## DIRECTIVE 1
Please extract the listing lines starting at the line that contains "artist-bio: Hello, my" and ending at the line that contains "arranger-value: Behrens, Ralf", reproducing each one unchanged.

* BEGIN TEXT SEGMENT *

Skip to main content

Protobuf/Avro Schema

Timeplus supports reading or writing messages in Protobuf or Avro format. This document covers how to process data without a Schema Registry. Check this page if your Kafka topics are associated with a Schema Registry.

Create A Schema

Without a Schema Registry, you need to define the Protobuf or Avro schema using SQL.

Protobuf

CREATE OR REPLACE FORMAT SCHEMA schema_name AS '
syntax = "proto3";

message SearchRequest {
string query = 1;
int32 page_number = 2;
int32 results_per_page = 3;
}
' TYPE Protobuf

Then refer to this schema while creating an external stream for Kafka:

CREATE EXTERNAL STREAM stream_name(
query string,
page_number int32,
results_per_page int32)
SETTINGS type='kafka',
brokers='pkc-1234.us-west-2.aws.confluent.cloud:9092',
topic='topic_name',
security_protocol='SASL_SSL',
username='..',
password='..',
data_format='ProtobufSingle',
format_schema='schema_name:SearchRequest'

Please note:

  1. If you want to ensure there is only a single Protobuf message per Kafka message, please set data_format to ProtobufSingle. If you set it to Protobuf, then there could be multiple Protobuf messages in a single Kafka message.
  2. The format_schema setting contains two parts: the registered schema name (in this example: schema_name), and the message type (in this example: SearchRequest). Combining them together with a semicolon.
  3. You can use this external stream to read or write Protobuf messages in the target Kafka/Confluent topics.
  4. For more advanced use cases, please check the examples for complex schema.

Avro

Available since Proton 1.5.10.

CREATE OR REPLACE FORMAT SCHEMA schema_name AS '{
"namespace": "example.avro",
"type": "record",
"name": "User",
"fields": [
{"name": "name", "type": "string"},
{"name": "favorite_number", "type": ["int", "null"]},
{"name": "favorite_color", "type": ["string", "null"]}
]
}
' TYPE Avro;

Then refer to this schema while creating an external stream for Kafka:

CREATE EXTERNAL STREAM stream_name(
name string,
favorite_number nullable(int32),
favorite_color nullable(string))

* END TEXT SEGMENT *

## DIRECTIVE 2
Answer these from the schema page:
(a) Which data_format value ensures a single Protobuf message per Kafka message?
(b) Since which Proton version is Avro available?
(c) What message type does the Protobuf schema example define?

* BEGIN ENTRIES PROVIDED *

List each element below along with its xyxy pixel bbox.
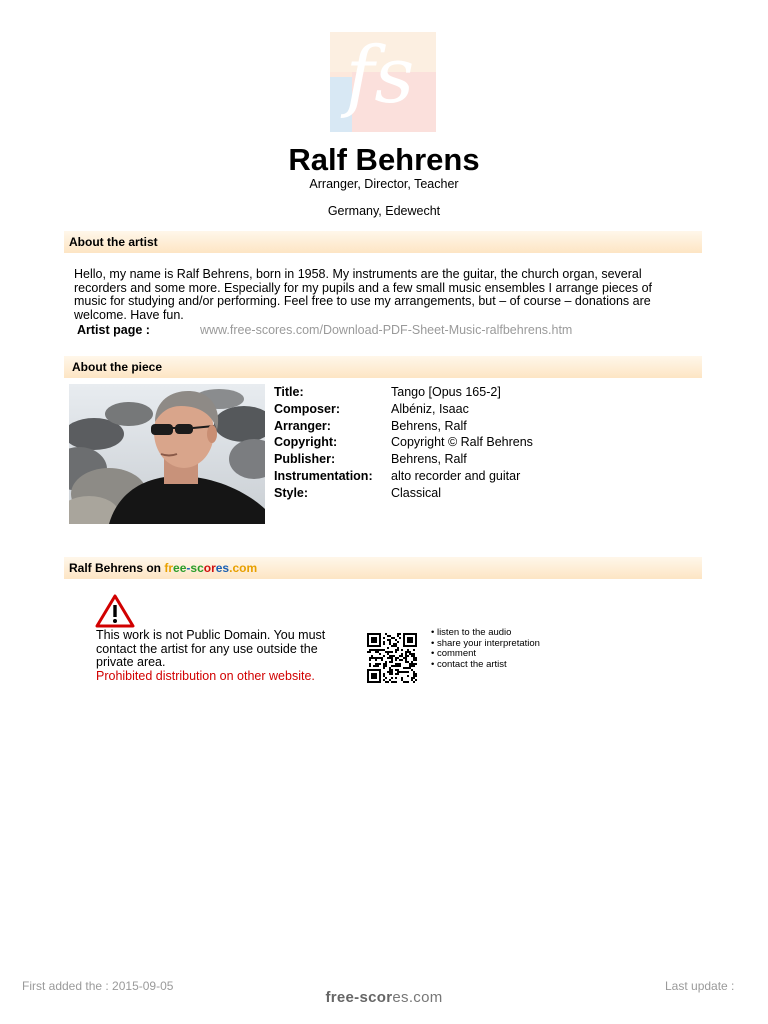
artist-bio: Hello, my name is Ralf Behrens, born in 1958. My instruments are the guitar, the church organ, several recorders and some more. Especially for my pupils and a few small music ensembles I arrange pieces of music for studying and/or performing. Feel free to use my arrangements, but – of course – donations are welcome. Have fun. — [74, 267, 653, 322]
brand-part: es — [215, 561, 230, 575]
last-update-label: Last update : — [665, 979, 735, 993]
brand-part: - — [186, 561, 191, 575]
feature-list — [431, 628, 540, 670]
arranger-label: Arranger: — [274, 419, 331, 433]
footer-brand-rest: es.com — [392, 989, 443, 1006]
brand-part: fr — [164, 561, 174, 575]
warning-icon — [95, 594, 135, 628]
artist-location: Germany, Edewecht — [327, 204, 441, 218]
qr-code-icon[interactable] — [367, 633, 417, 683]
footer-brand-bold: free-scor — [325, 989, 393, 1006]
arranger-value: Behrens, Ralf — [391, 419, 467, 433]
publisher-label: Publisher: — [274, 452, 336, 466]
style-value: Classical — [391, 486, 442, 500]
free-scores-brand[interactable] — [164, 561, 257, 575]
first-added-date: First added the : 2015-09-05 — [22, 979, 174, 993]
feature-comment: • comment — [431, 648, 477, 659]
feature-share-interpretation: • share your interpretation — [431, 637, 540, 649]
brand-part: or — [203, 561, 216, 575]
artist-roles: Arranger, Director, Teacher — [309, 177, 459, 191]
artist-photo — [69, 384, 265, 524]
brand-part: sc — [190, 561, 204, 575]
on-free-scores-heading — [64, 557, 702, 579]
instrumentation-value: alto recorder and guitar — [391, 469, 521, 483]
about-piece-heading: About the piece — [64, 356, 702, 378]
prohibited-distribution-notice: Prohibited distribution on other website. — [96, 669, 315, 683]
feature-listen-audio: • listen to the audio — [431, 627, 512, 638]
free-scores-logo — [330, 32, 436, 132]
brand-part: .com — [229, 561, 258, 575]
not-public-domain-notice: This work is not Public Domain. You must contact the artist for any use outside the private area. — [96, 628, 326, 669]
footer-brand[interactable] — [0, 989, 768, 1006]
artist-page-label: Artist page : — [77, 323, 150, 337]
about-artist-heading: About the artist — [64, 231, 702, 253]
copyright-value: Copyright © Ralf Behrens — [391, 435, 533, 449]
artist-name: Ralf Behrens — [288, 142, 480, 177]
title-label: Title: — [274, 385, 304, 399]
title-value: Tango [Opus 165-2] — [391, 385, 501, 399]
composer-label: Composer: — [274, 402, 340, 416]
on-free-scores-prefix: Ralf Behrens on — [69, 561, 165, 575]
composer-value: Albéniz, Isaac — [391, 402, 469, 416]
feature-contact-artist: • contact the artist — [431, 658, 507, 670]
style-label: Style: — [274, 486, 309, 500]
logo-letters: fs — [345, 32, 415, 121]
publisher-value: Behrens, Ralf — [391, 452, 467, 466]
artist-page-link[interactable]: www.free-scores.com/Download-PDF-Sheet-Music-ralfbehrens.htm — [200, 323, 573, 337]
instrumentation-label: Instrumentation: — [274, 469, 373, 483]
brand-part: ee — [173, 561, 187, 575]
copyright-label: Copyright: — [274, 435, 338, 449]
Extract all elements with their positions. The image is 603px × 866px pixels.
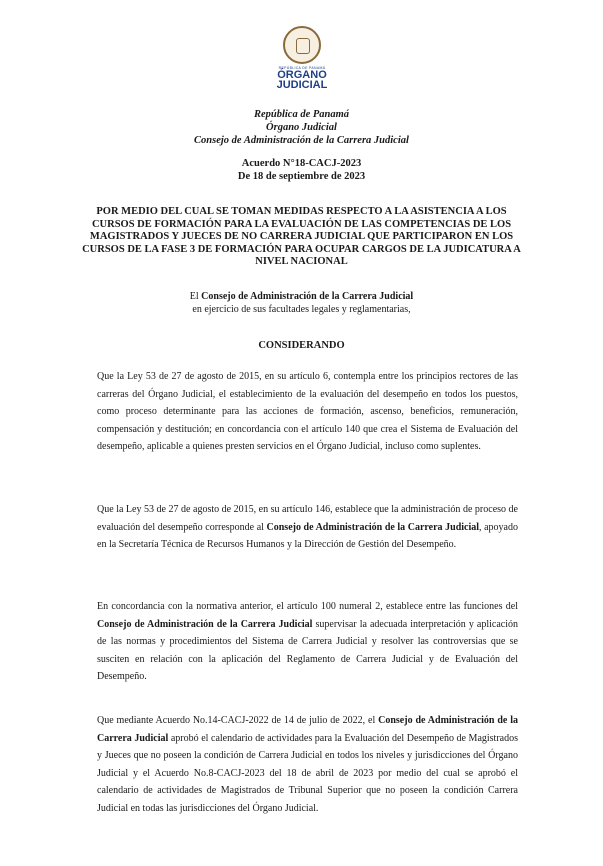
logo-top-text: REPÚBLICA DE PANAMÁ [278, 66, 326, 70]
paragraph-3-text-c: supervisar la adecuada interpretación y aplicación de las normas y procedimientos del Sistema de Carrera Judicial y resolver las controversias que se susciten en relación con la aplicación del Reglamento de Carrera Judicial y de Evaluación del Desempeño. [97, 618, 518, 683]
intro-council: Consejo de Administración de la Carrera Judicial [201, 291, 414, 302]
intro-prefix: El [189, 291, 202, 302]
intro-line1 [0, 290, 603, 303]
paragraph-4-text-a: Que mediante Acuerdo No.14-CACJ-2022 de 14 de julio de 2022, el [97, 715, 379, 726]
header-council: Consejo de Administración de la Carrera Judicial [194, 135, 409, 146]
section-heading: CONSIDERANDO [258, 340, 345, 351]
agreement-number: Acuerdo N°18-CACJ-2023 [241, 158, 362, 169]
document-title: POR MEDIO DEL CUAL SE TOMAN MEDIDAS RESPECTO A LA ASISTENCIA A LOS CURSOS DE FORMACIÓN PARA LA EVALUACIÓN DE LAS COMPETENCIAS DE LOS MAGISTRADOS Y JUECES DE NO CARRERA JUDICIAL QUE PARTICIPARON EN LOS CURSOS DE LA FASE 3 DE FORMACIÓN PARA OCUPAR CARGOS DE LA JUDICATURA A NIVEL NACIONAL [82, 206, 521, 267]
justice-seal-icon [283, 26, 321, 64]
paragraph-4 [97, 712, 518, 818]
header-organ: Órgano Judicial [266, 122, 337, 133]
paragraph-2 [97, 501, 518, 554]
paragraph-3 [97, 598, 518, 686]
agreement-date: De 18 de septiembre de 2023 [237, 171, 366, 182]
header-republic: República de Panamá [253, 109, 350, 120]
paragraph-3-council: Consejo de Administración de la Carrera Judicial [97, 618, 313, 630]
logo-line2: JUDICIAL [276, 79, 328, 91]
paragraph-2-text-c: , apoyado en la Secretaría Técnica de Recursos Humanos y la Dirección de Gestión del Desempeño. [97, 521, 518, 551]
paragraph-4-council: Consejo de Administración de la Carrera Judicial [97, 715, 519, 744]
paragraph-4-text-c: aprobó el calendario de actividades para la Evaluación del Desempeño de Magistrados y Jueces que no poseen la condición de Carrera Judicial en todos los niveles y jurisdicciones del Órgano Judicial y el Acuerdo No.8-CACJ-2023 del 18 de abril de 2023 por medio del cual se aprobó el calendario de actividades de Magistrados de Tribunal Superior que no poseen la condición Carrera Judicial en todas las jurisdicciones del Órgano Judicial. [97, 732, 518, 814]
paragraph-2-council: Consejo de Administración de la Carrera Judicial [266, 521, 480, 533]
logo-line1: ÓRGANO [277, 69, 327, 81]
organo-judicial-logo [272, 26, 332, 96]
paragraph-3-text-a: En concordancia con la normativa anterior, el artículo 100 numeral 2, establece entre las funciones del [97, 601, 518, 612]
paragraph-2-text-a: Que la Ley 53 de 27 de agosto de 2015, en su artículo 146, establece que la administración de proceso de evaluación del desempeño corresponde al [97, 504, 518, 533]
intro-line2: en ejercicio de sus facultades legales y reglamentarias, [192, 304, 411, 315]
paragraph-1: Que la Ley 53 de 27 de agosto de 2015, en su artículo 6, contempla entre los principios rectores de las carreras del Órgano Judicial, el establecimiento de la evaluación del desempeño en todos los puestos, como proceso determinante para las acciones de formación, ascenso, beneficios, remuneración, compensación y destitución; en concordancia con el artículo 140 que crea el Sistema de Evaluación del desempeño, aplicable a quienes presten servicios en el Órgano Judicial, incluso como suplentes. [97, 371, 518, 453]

* END ENTRIES PROVIDED *
* BEGIN ENTRIES PROVIDED *

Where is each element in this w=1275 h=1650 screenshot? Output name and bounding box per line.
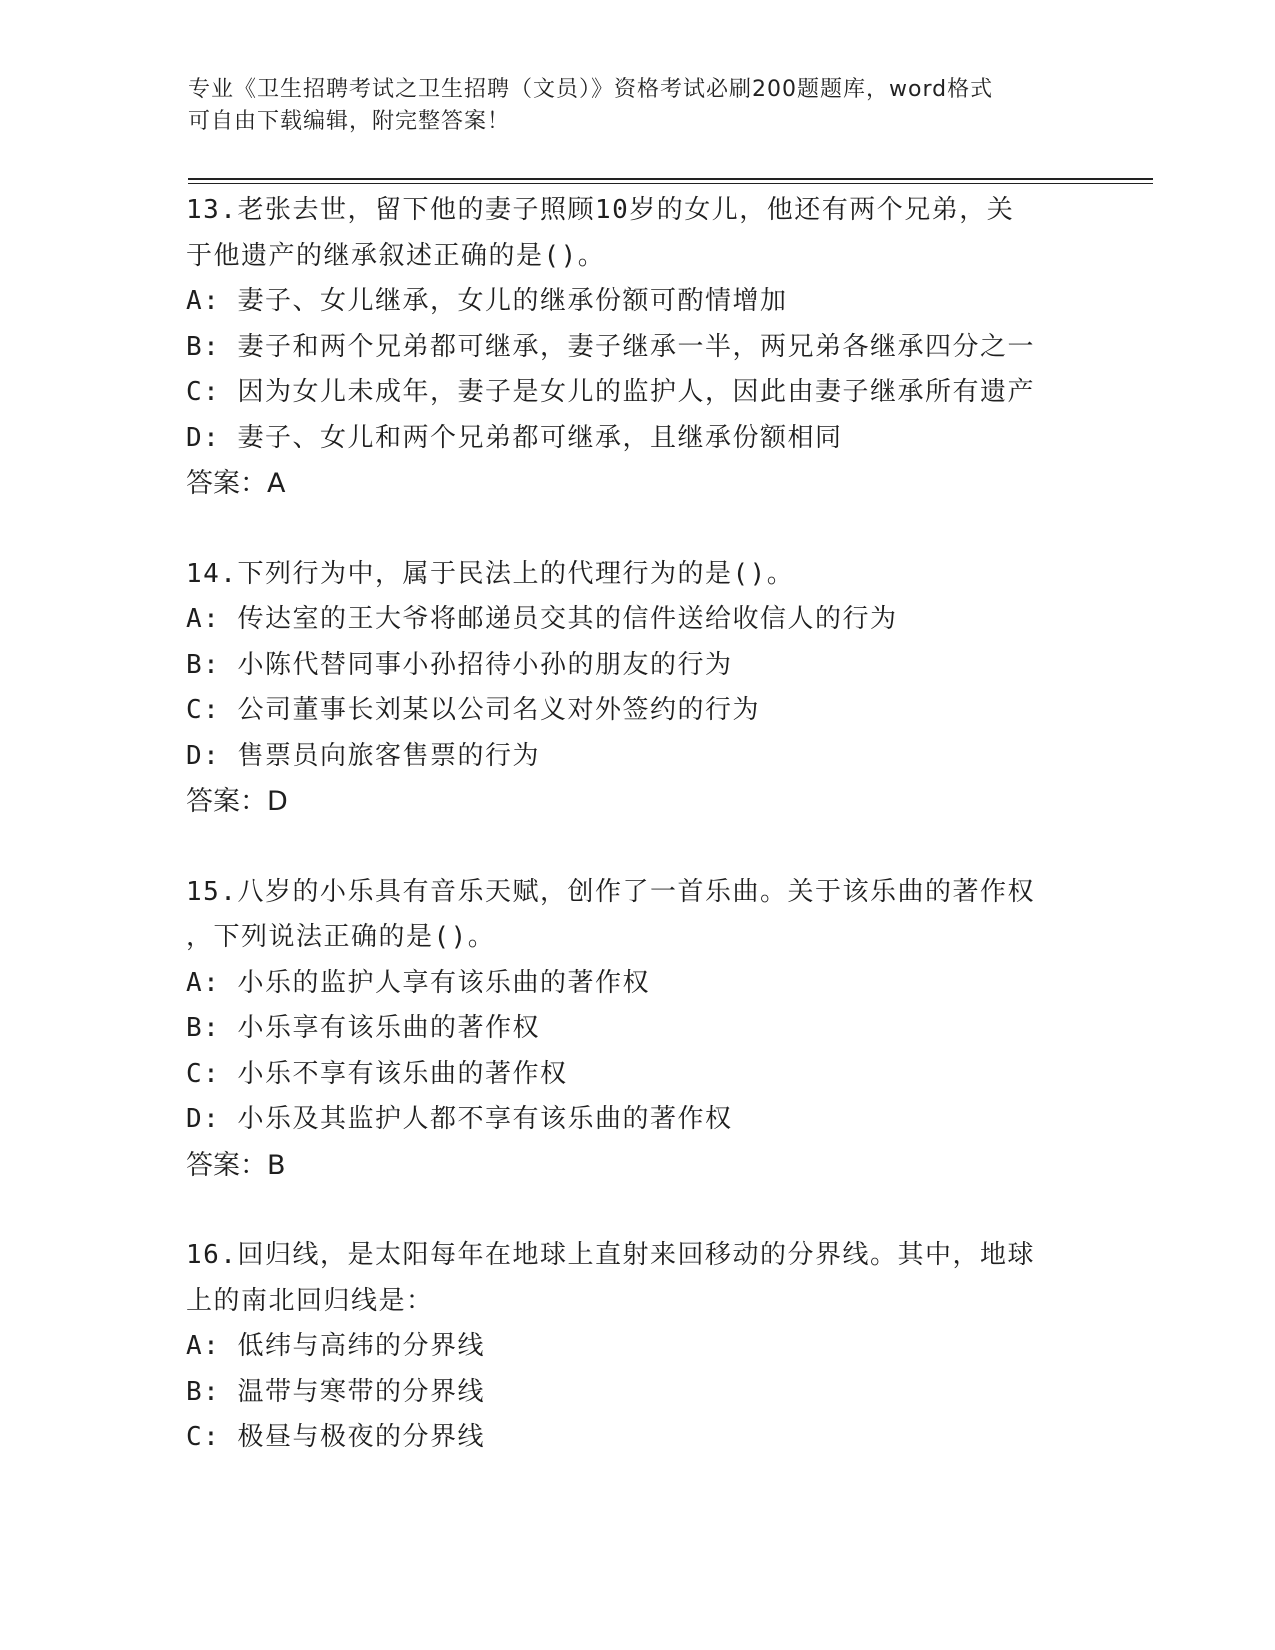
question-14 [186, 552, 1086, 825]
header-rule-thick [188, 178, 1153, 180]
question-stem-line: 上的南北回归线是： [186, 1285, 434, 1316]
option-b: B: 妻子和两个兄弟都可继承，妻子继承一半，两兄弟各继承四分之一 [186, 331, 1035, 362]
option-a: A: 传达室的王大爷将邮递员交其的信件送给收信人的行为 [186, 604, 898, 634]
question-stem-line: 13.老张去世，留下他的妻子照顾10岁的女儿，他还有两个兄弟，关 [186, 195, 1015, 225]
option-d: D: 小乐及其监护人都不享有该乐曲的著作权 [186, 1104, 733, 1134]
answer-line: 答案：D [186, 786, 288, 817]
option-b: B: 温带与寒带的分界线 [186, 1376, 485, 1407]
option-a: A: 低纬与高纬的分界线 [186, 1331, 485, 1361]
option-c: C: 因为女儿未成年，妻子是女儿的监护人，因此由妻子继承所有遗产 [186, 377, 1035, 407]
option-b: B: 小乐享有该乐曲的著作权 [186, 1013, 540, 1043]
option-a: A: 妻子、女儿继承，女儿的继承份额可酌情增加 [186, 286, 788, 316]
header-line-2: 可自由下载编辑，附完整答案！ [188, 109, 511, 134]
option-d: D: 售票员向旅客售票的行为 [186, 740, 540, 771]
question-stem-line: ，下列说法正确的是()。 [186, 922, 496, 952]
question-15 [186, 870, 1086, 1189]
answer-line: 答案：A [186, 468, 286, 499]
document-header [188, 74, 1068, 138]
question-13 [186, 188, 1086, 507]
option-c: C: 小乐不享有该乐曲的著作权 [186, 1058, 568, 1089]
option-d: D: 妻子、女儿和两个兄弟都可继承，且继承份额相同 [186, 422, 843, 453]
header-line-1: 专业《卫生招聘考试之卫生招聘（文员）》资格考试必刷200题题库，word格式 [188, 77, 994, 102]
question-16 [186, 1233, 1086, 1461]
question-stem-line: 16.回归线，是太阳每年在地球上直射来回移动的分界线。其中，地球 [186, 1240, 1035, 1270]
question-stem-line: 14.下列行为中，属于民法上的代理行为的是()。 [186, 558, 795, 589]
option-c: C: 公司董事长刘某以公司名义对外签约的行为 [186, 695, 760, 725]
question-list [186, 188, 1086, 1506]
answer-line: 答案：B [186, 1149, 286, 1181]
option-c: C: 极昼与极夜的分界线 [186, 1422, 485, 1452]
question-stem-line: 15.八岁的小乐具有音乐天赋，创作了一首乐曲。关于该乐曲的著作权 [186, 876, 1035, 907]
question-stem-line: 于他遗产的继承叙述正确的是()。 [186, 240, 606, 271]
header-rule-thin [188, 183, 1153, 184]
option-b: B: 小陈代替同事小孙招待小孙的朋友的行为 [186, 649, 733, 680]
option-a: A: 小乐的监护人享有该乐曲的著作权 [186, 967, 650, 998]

* END ENTRIES PROVIDED *

## OUTPUT 1
artist-bio: Hello, my name is Ralf Behrens, born in 1958. My instruments are the guitar, the church organ, several recorders and some more. Especially for my pupils and a few small music ensembles I arrange pieces of music for studying and/or performing. Feel free to use my arrangements, but – of course – donations are welcome. Have fun. — [74, 267, 653, 322]
brand-part: es — [215, 561, 230, 575]
last-update-label: Last update : — [665, 979, 735, 993]
brand-part: - — [186, 561, 191, 575]
feature-list — [431, 628, 540, 670]
arranger-label: Arranger: — [274, 419, 331, 433]
footer-brand-rest: es.com — [392, 989, 443, 1006]
brand-part: fr — [164, 561, 174, 575]
warning-icon — [95, 594, 135, 628]
artist-location: Germany, Edewecht — [327, 204, 441, 218]
qr-code-icon[interactable] — [367, 633, 417, 683]
footer-brand-bold: free-scor — [325, 989, 393, 1006]
arranger-value: Behrens, Ralf — [391, 419, 467, 433]

## OUTPUT 2
(a) ProtobufSingle
(b) Proton 1.5.10
(c) SearchRequest